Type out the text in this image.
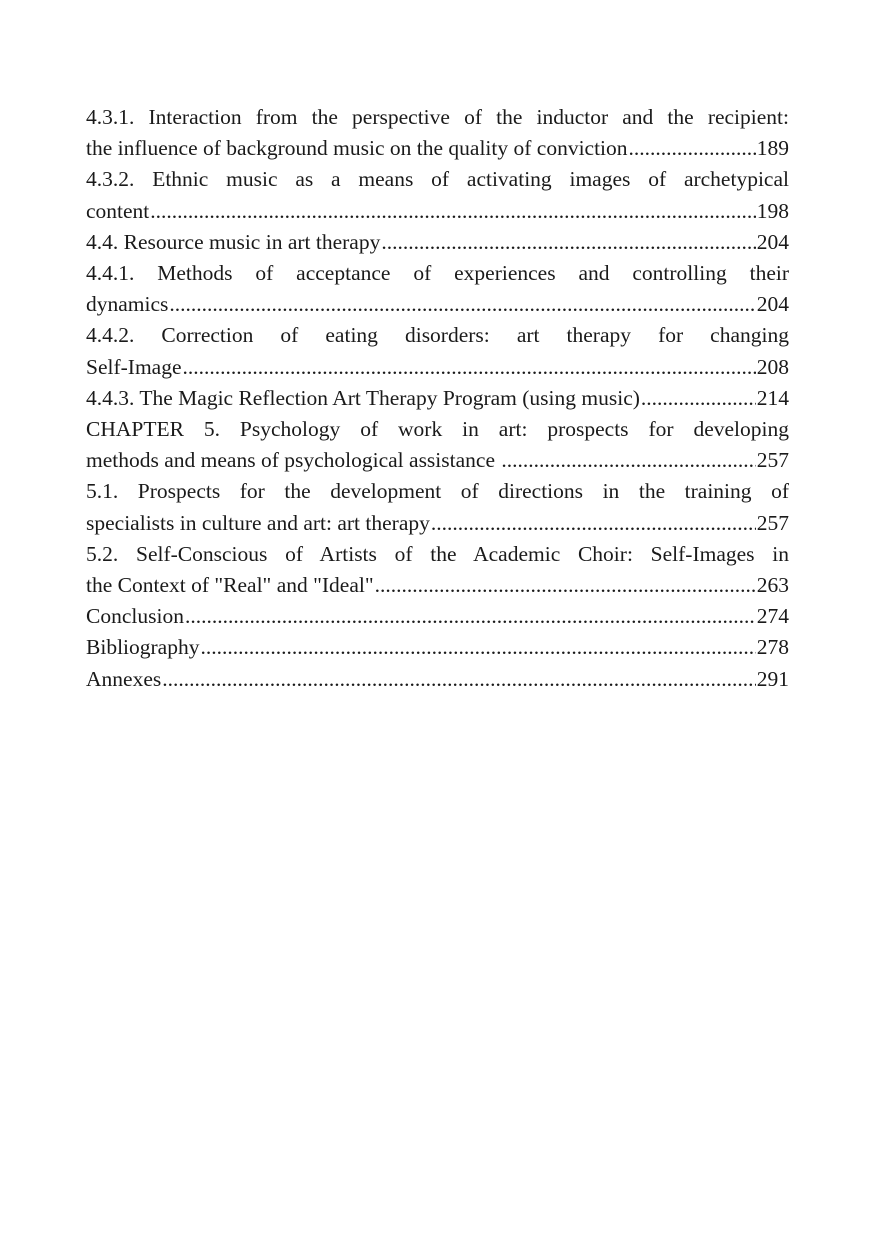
4.3.1. Interaction from the perspective of the inductor and the recipient:
the influence of background music on the quality of conviction .....	189
4.3.2. Ethnic music as a means of activating images of archetypical
content .....	198
4.4. Resource music in art therapy .....	204
4.4.1. Methods of acceptance of experiences and controlling their
dynamics .....	204
4.4.2. Correction of eating disorders: art therapy for changing
Self-Image .....	208
4.4.3. The Magic Reflection Art Therapy Program (using music) .....	214
CHAPTER 5. Psychology of work in art: prospects for developing
methods and means of psychological assistance .....	257
5.1. Prospects for the development of directions in the training of
specialists in culture and art: art therapy .....	257
5.2. Self-Conscious of Artists of the Academic Choir: Self-Images in
the Context of "Real" and "Ideal" .....	263
Conclusion .....	274
Bibliography .....	278
Annexes .....	291
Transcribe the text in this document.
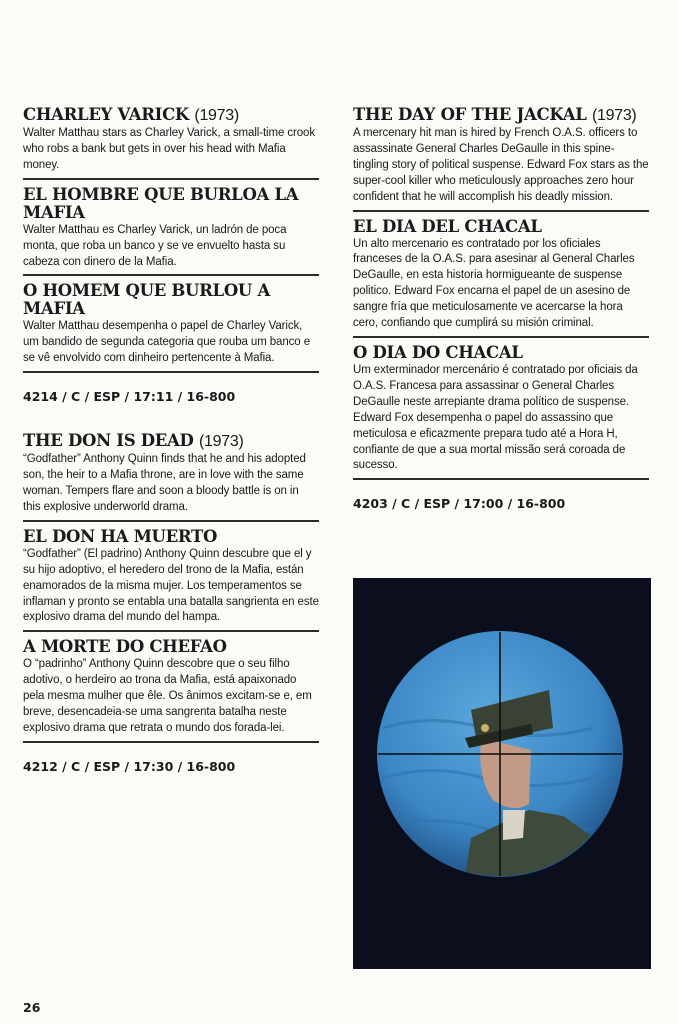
CHARLEY VARICK (1973)

Walter Matthau stars as Charley Varick, a small-time crook who robs a bank but gets in over his head with Mafia money.

EL HOMBRE QUE BURLOA LA MAFIA

Walter Matthau es Charley Varick, un ladrón de poca monta, que roba un banco y se ve envuelto hasta su cabeza con dinero de la Mafia.

O HOMEM QUE BURLOU A MAFIA

Walter Matthau desempenha o papel de Charley Varick, um bandido de segunda categoria que rouba um banco e se vê envolvido com dinheiro pertencente à Mafia.

4214 / C / ESP / 17:11 / 16-800

THE DON IS DEAD (1973)

“Godfather” Anthony Quinn finds that he and his adopted son, the heir to a Mafia throne, are in love with the same woman. Tempers flare and soon a bloody battle is on in this explosive underworld drama.

EL DON HA MUERTO

“Godfather” (El padrino) Anthony Quinn descubre que el y su hijo adoptivo, el heredero del trono de la Mafia, están enamorados de la misma mujer. Los temperamentos se inflaman y pronto se entabla una batalla sangrienta en este explosivo drama del mundo del hampa.

A MORTE DO CHEFAO

O “padrinho” Anthony Quinn descobre que o seu filho adotivo, o herdeiro ao trona da Mafia, está apaixonado pela mesma mulher que êle. Os ânimos excitam-se e, em breve, desencadeia-se uma sangrenta batalha neste explosivo drama que retrata o mundo dos forada-lei.

4212 / C / ESP / 17:30 / 16-800

THE DAY OF THE JACKAL (1973)

A mercenary hit man is hired by French O.A.S. officers to assassinate General Charles DeGaulle in this spine-tingling story of political suspense. Edward Fox stars as the super-cool killer who meticulously approaches zero hour confident that he will accomplish his deadly mission.

EL DIA DEL CHACAL

Un alto mercenario es contratado por los oficiales franceses de la O.A.S. para asesinar al General Charles DeGaulle, en esta historia hormigueante de suspense politico. Edward Fox encarna el papel de un asesino de sangre fría que meticulosamente ve acercarse la hora cero, confiando que cumplirá su misión criminal.

O DIA DO CHACAL

Um exterminador mercenário é contratado por oficiais da O.A.S. Francesa para assassinar o General Charles DeGaulle neste arrepiante drama político de suspense. Edward Fox desempenha o papel do assassino que meticulosa e eficazmente prepara tudo até a Hora H, confiante de que a sua mortal missão será coroada de sucesso.

4203 / C / ESP / 17:00 / 16-800

26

****

Reproduce the full listing faithfully, but do not carry over any pictures.

Finished task -
Type out the text in this image.
4.3.1. Interaction from the perspective of the inductor and the recipient:
the influence of background music on the quality of conviction .....	189
4.3.2. Ethnic music as a means of activating images of archetypical
content .....	198
4.4. Resource music in art therapy .....	204
4.4.1. Methods of acceptance of experiences and controlling their
dynamics .....	204
4.4.2. Correction of eating disorders: art therapy for changing
Self-Image .....	208
4.4.3. The Magic Reflection Art Therapy Program (using music) .....	214
CHAPTER 5. Psychology of work in art: prospects for developing
methods and means of psychological assistance .....	257
5.1. Prospects for the development of directions in the training of
specialists in culture and art: art therapy .....	257
5.2. Self-Conscious of Artists of the Academic Choir: Self-Images in
the Context of "Real" and "Ideal" .....	263
Conclusion .....	274
Bibliography .....	278
Annexes .....	291
Transcribe the text in this document.
CHARLEY VARICK (1973)

Walter Matthau stars as Charley Varick, a small-time crook who robs a bank but gets in over his head with Mafia money.

EL HOMBRE QUE BURLOA LA MAFIA

Walter Matthau es Charley Varick, un ladrón de poca monta, que roba un banco y se ve envuelto hasta su cabeza con dinero de la Mafia.

O HOMEM QUE BURLOU A MAFIA

Walter Matthau desempenha o papel de Charley Varick, um bandido de segunda categoria que rouba um banco e se vê envolvido com dinheiro pertencente à Mafia.

4214 / C / ESP / 17:11 / 16-800

THE DON IS DEAD (1973)

“Godfather” Anthony Quinn finds that he and his adopted son, the heir to a Mafia throne, are in love with the same woman. Tempers flare and soon a bloody battle is on in this explosive underworld drama.

EL DON HA MUERTO

“Godfather” (El padrino) Anthony Quinn descubre que el y su hijo adoptivo, el heredero del trono de la Mafia, están enamorados de la misma mujer. Los temperamentos se inflaman y pronto se entabla una batalla sangrienta en este explosivo drama del mundo del hampa.

A MORTE DO CHEFAO

O “padrinho” Anthony Quinn descobre que o seu filho adotivo, o herdeiro ao trona da Mafia, está apaixonado pela mesma mulher que êle. Os ânimos excitam-se e, em breve, desencadeia-se uma sangrenta batalha neste explosivo drama que retrata o mundo dos forada-lei.

4212 / C / ESP / 17:30 / 16-800

THE DAY OF THE JACKAL (1973)

A mercenary hit man is hired by French O.A.S. officers to assassinate General Charles DeGaulle in this spine-tingling story of political suspense. Edward Fox stars as the super-cool killer who meticulously approaches zero hour confident that he will accomplish his deadly mission.

EL DIA DEL CHACAL

Un alto mercenario es contratado por los oficiales franceses de la O.A.S. para asesinar al General Charles DeGaulle, en esta historia hormigueante de suspense politico. Edward Fox encarna el papel de un asesino de sangre fría que meticulosamente ve acercarse la hora cero, confiando que cumplirá su misión criminal.

O DIA DO CHACAL

Um exterminador mercenário é contratado por oficiais da O.A.S. Francesa para assassinar o General Charles DeGaulle neste arrepiante drama político de suspense. Edward Fox desempenha o papel do assassino que meticulosa e eficazmente prepara tudo até a Hora H, confiante de que a sua mortal missão será coroada de sucesso.

4203 / C / ESP / 17:00 / 16-800

26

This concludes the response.